• _Provided material_
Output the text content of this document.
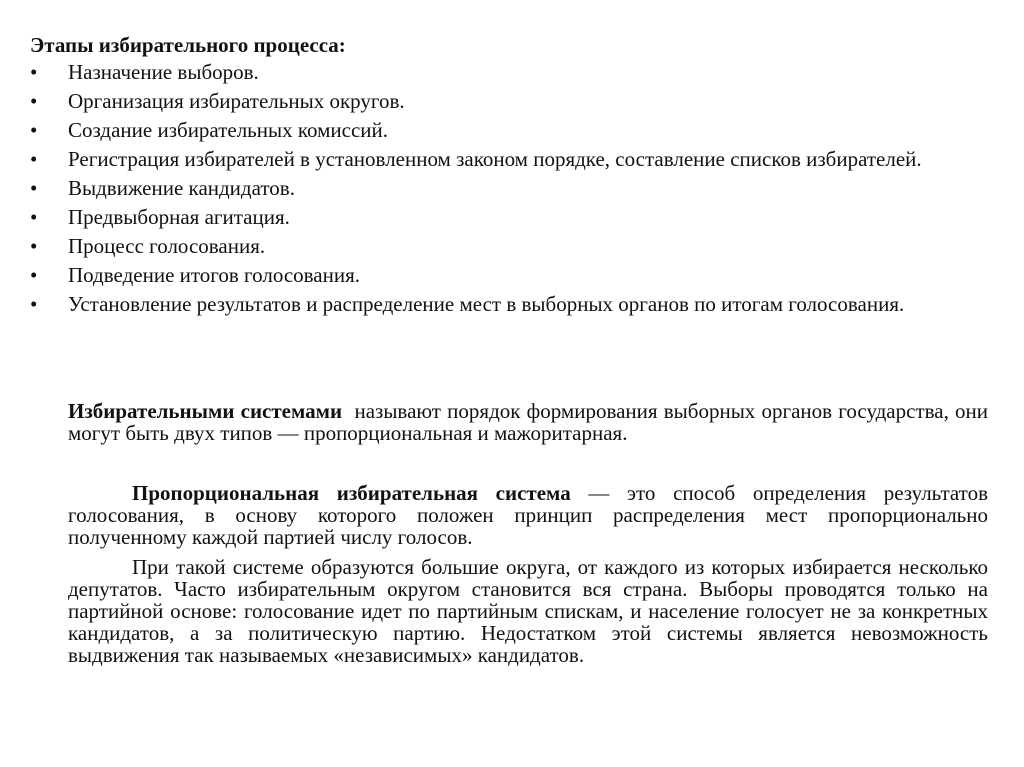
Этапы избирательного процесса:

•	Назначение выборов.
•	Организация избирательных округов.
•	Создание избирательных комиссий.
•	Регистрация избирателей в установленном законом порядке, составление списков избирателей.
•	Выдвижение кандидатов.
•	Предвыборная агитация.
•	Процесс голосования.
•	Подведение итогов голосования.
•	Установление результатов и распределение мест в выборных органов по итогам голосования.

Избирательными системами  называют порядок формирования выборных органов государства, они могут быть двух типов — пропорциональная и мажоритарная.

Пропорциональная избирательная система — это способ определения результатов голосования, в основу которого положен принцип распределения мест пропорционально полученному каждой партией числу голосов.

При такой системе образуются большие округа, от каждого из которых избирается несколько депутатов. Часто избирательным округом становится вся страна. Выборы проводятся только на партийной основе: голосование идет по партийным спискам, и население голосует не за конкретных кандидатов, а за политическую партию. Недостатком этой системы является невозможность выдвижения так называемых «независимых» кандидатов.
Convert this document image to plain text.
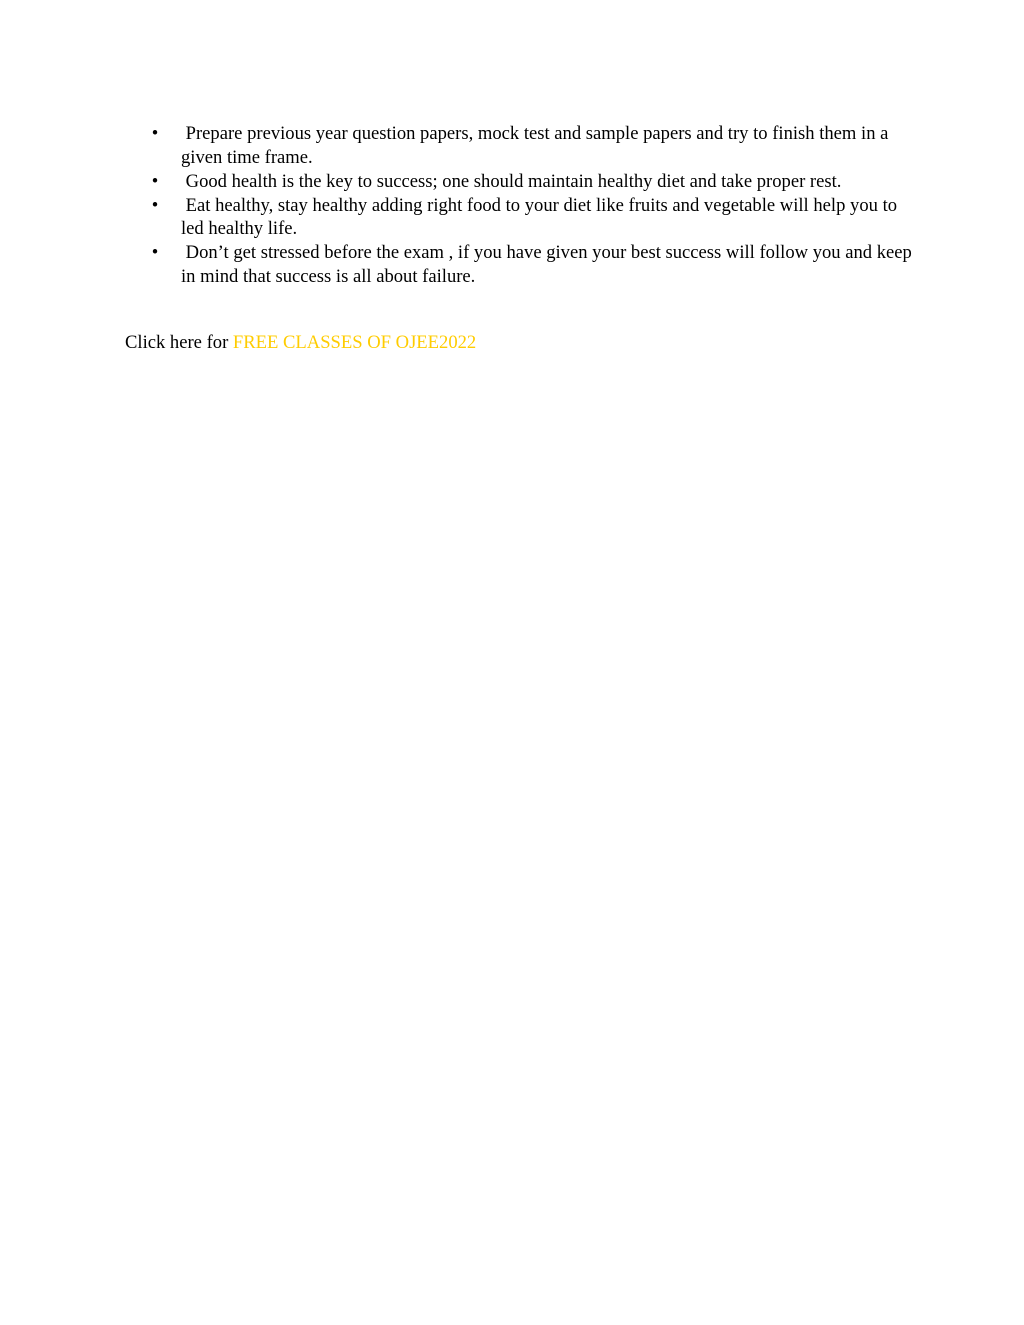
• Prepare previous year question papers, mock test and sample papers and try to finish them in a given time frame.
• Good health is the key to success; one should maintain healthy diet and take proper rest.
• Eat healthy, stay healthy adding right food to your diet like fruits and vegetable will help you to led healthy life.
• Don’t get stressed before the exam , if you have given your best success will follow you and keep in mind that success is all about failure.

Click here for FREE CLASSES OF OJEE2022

• _Exercise prompt_
From the material above, reproduce everything verbatim except the pictures.

• _Complete output_
Output the text content of this document.
Этапы избирательного процесса:

•	Назначение выборов.
•	Организация избирательных округов.
•	Создание избирательных комиссий.
•	Регистрация избирателей в установленном законом порядке, составление списков избирателей.
•	Выдвижение кандидатов.
•	Предвыборная агитация.
•	Процесс голосования.
•	Подведение итогов голосования.
•	Установление результатов и распределение мест в выборных органов по итогам голосования.

Избирательными системами  называют порядок формирования выборных органов государства, они могут быть двух типов — пропорциональная и мажоритарная.

Пропорциональная избирательная система — это способ определения результатов голосования, в основу которого положен принцип распределения мест пропорционально полученному каждой партией числу голосов.

При такой системе образуются большие округа, от каждого из которых избирается несколько депутатов. Часто избирательным округом становится вся страна. Выборы проводятся только на партийной основе: голосование идет по партийным спискам, и население голосует не за конкретных кандидатов, а за политическую партию. Недостатком этой системы является невозможность выдвижения так называемых «независимых» кандидатов.
Convert this document image to plain text.
• Prepare previous year question papers, mock test and sample papers and try to finish them in a given time frame.
• Good health is the key to success; one should maintain healthy diet and take proper rest.
• Eat healthy, stay healthy adding right food to your diet like fruits and vegetable will help you to led healthy life.
• Don’t get stressed before the exam , if you have given your best success will follow you and keep in mind that success is all about failure.

Click here for FREE CLASSES OF OJEE2022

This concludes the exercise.